**Task details:**
Set down every line of the data exactly, skipping the pictures.

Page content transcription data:
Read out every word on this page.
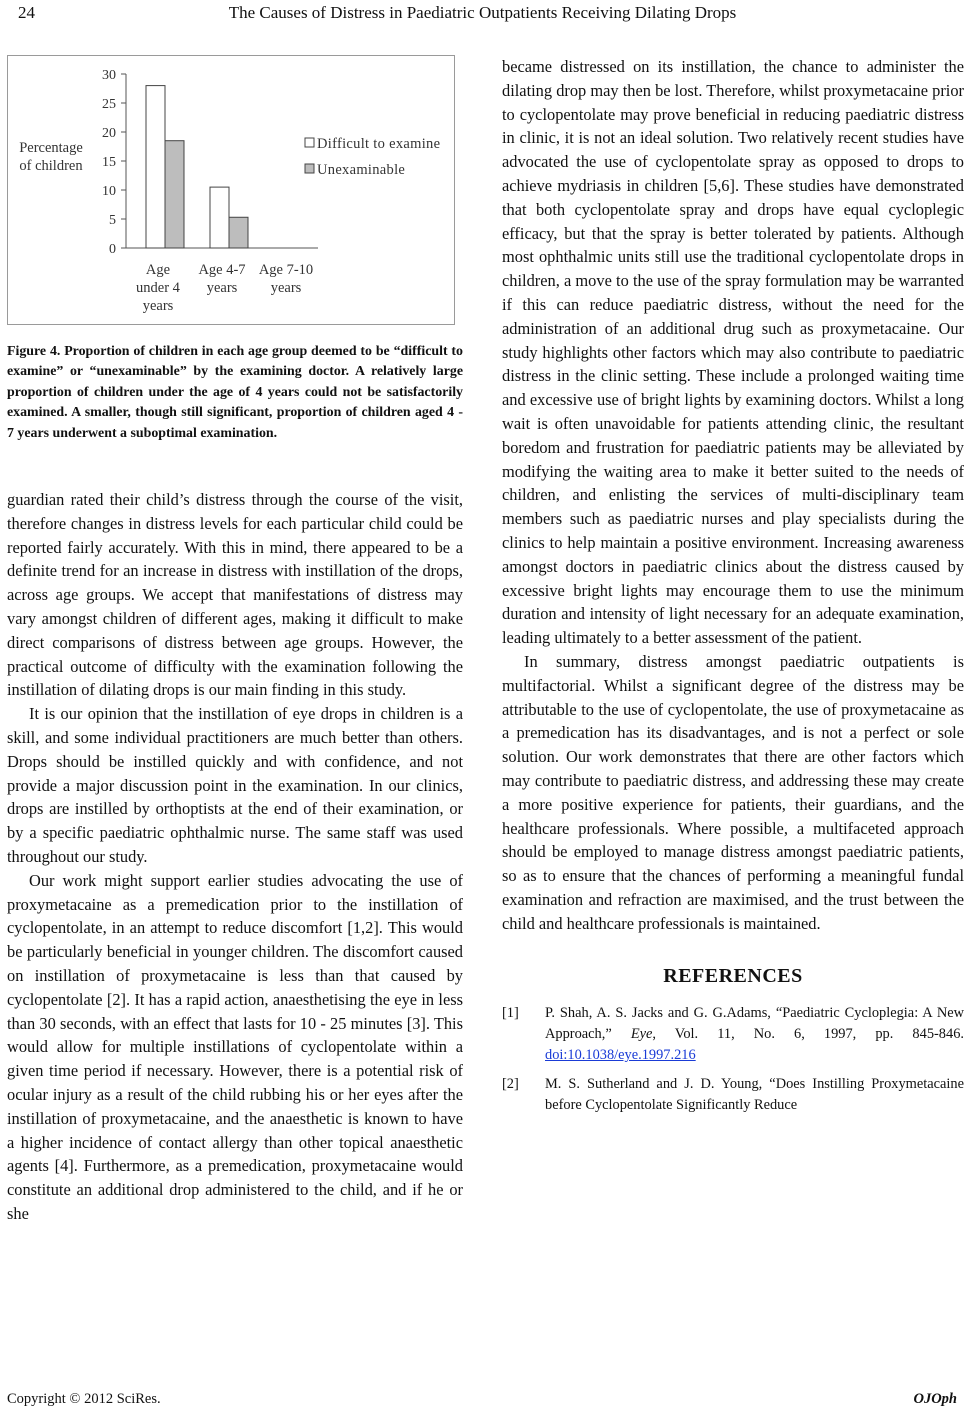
24	The Causes of Distress in Paediatric Outpatients Receiving Dilating Drops
0
5
10
15
20
25
30
Percentage
of children
Age
under 4
years
Age 4-7
years
Age 7-10
years
Difficult to examine
Unexaminable
Figure 4. Proportion of children in each age group deemed to be “difficult to examine” or “unexaminable” by the examining doctor. A relatively large proportion of children under the age of 4 years could not be satisfactorily examined. A smaller, though still significant, proportion of children aged 4 - 7 years underwent a suboptimal examination.

guardian rated their child’s distress through the course of the visit, therefore changes in distress levels for each particular child could be reported fairly accurately. With this in mind, there appeared to be a definite trend for an increase in distress with instillation of the drops, across age groups. We accept that manifestations of distress may vary amongst children of different ages, making it difficult to make direct comparisons of distress between age groups. However, the practical outcome of difficulty with the examination following the instillation of dilating drops is our main finding in this study.

It is our opinion that the instillation of eye drops in children is a skill, and some individual practitioners are much better than others. Drops should be instilled quickly and with confidence, and not provide a major discussion point in the examination. In our clinics, drops are instilled by orthoptists at the end of their examination, or by a specific paediatric ophthalmic nurse. The same staff was used throughout our study.

Our work might support earlier studies advocating the use of proxymetacaine as a premedication prior to the instillation of cyclopentolate, in an attempt to reduce discomfort [1,2]. This would be particularly beneficial in younger children. The discomfort caused on instillation of proxymetacaine is less than that caused by cyclopentolate [2]. It has a rapid action, anaesthetising the eye in less than 30 seconds, with an effect that lasts for 10 - 25 minutes [3]. This would allow for multiple instillations of cyclopentolate within a given time period if necessary. However, there is a potential risk of ocular injury as a result of the child rubbing his or her eyes after the instillation of proxymetacaine, and the anaesthetic is known to have a higher incidence of contact allergy than other topical anaesthetic agents [4]. Furthermore, as a premedication, proxymetacaine would constitute an additional drop administered to the child, and if he or she

became distressed on its instillation, the chance to administer the dilating drop may then be lost. Therefore, whilst proxymetacaine prior to cyclopentolate may prove beneficial in reducing paediatric distress in clinic, it is not an ideal solution. Two relatively recent studies have advocated the use of cyclopentolate spray as opposed to drops to achieve mydriasis in children [5,6]. These studies have demonstrated that both cyclopentolate spray and drops have equal cycloplegic efficacy, but that the spray is better tolerated by patients. Although most ophthalmic units still use the traditional cyclopentolate drops in children, a move to the use of the spray formulation may be warranted if this can reduce paediatric distress, without the need for the administration of an additional drug such as proxymetacaine. Our study highlights other factors which may also contribute to paediatric distress in the clinic setting. These include a prolonged waiting time and excessive use of bright lights by examining doctors. Whilst a long wait is often unavoidable for patients attending clinic, the resultant boredom and frustration for paediatric patients may be alleviated by modifying the waiting area to make it better suited to the needs of children, and enlisting the services of multi-disciplinary team members such as paediatric nurses and play specialists during the clinics to help maintain a positive environment. Increasing awareness amongst doctors in paediatric clinics about the distress caused by excessive bright lights may encourage them to use the minimum duration and intensity of light necessary for an adequate examination, leading ultimately to a better assessment of the patient.

In summary, distress amongst paediatric outpatients is multifactorial. Whilst a significant degree of the distress may be attributable to the use of cyclopentolate, the use of proxymetacaine as a premedication has its disadvantages, and is not a perfect or sole solution. Our work demonstrates that there are other factors which may contribute to paediatric distress, and addressing these may create a more positive experience for patients, their guardians, and the healthcare professionals. Where possible, a multifaceted approach should be employed to manage distress amongst paediatric patients, so as to ensure that the chances of performing a meaningful fundal examination and refraction are maximised, and the trust between the child and healthcare professionals is maintained.

REFERENCES
[1] P. Shah, A. S. Jacks and G. G.Adams, “Paediatric Cycloplegia: A New Approach,” Eye, Vol. 11, No. 6, 1997, pp. 845-846. doi:10.1038/eye.1997.216
[2] M. S. Sutherland and J. D. Young, “Does Instilling Proxymetacaine before Cyclopentolate Significantly Reduce
Copyright © 2012 SciRes.	OJOph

**Answer space:**
Read out every word on this page.
24	The Causes of Distress in Paediatric Outpatients Receiving Dilating Drops
0
5
10
15
20
25
30
Percentage
of children
Age
under 4
years
Age 4-7
years
Age 7-10
years
Difficult to examine
Unexaminable
Figure 4. Proportion of children in each age group deemed to be “difficult to examine” or “unexaminable” by the examining doctor. A relatively large proportion of children under the age of 4 years could not be satisfactorily examined. A smaller, though still significant, proportion of children aged 4 - 7 years underwent a suboptimal examination.

guardian rated their child’s distress through the course of the visit, therefore changes in distress levels for each particular child could be reported fairly accurately. With this in mind, there appeared to be a definite trend for an increase in distress with instillation of the drops, across age groups. We accept that manifestations of distress may vary amongst children of different ages, making it difficult to make direct comparisons of distress between age groups. However, the practical outcome of difficulty with the examination following the instillation of dilating drops is our main finding in this study.

It is our opinion that the instillation of eye drops in children is a skill, and some individual practitioners are much better than others. Drops should be instilled quickly and with confidence, and not provide a major discussion point in the examination. In our clinics, drops are instilled by orthoptists at the end of their examination, or by a specific paediatric ophthalmic nurse. The same staff was used throughout our study.

Our work might support earlier studies advocating the use of proxymetacaine as a premedication prior to the instillation of cyclopentolate, in an attempt to reduce discomfort [1,2]. This would be particularly beneficial in younger children. The discomfort caused on instillation of proxymetacaine is less than that caused by cyclopentolate [2]. It has a rapid action, anaesthetising the eye in less than 30 seconds, with an effect that lasts for 10 - 25 minutes [3]. This would allow for multiple instillations of cyclopentolate within a given time period if necessary. However, there is a potential risk of ocular injury as a result of the child rubbing his or her eyes after the instillation of proxymetacaine, and the anaesthetic is known to have a higher incidence of contact allergy than other topical anaesthetic agents [4]. Furthermore, as a premedication, proxymetacaine would constitute an additional drop administered to the child, and if he or she

became distressed on its instillation, the chance to administer the dilating drop may then be lost. Therefore, whilst proxymetacaine prior to cyclopentolate may prove beneficial in reducing paediatric distress in clinic, it is not an ideal solution. Two relatively recent studies have advocated the use of cyclopentolate spray as opposed to drops to achieve mydriasis in children [5,6]. These studies have demonstrated that both cyclopentolate spray and drops have equal cycloplegic efficacy, but that the spray is better tolerated by patients. Although most ophthalmic units still use the traditional cyclopentolate drops in children, a move to the use of the spray formulation may be warranted if this can reduce paediatric distress, without the need for the administration of an additional drug such as proxymetacaine. Our study highlights other factors which may also contribute to paediatric distress in the clinic setting. These include a prolonged waiting time and excessive use of bright lights by examining doctors. Whilst a long wait is often unavoidable for patients attending clinic, the resultant boredom and frustration for paediatric patients may be alleviated by modifying the waiting area to make it better suited to the needs of children, and enlisting the services of multi-disciplinary team members such as paediatric nurses and play specialists during the clinics to help maintain a positive environment. Increasing awareness amongst doctors in paediatric clinics about the distress caused by excessive bright lights may encourage them to use the minimum duration and intensity of light necessary for an adequate examination, leading ultimately to a better assessment of the patient.

In summary, distress amongst paediatric outpatients is multifactorial. Whilst a significant degree of the distress may be attributable to the use of cyclopentolate, the use of proxymetacaine as a premedication has its disadvantages, and is not a perfect or sole solution. Our work demonstrates that there are other factors which may contribute to paediatric distress, and addressing these may create a more positive experience for patients, their guardians, and the healthcare professionals. Where possible, a multifaceted approach should be employed to manage distress amongst paediatric patients, so as to ensure that the chances of performing a meaningful fundal examination and refraction are maximised, and the trust between the child and healthcare professionals is maintained.

REFERENCES
[1] P. Shah, A. S. Jacks and G. G.Adams, “Paediatric Cycloplegia: A New Approach,” Eye, Vol. 11, No. 6, 1997, pp. 845-846. doi:10.1038/eye.1997.216
[2] M. S. Sutherland and J. D. Young, “Does Instilling Proxymetacaine before Cyclopentolate Significantly Reduce
Copyright © 2012 SciRes.	OJOph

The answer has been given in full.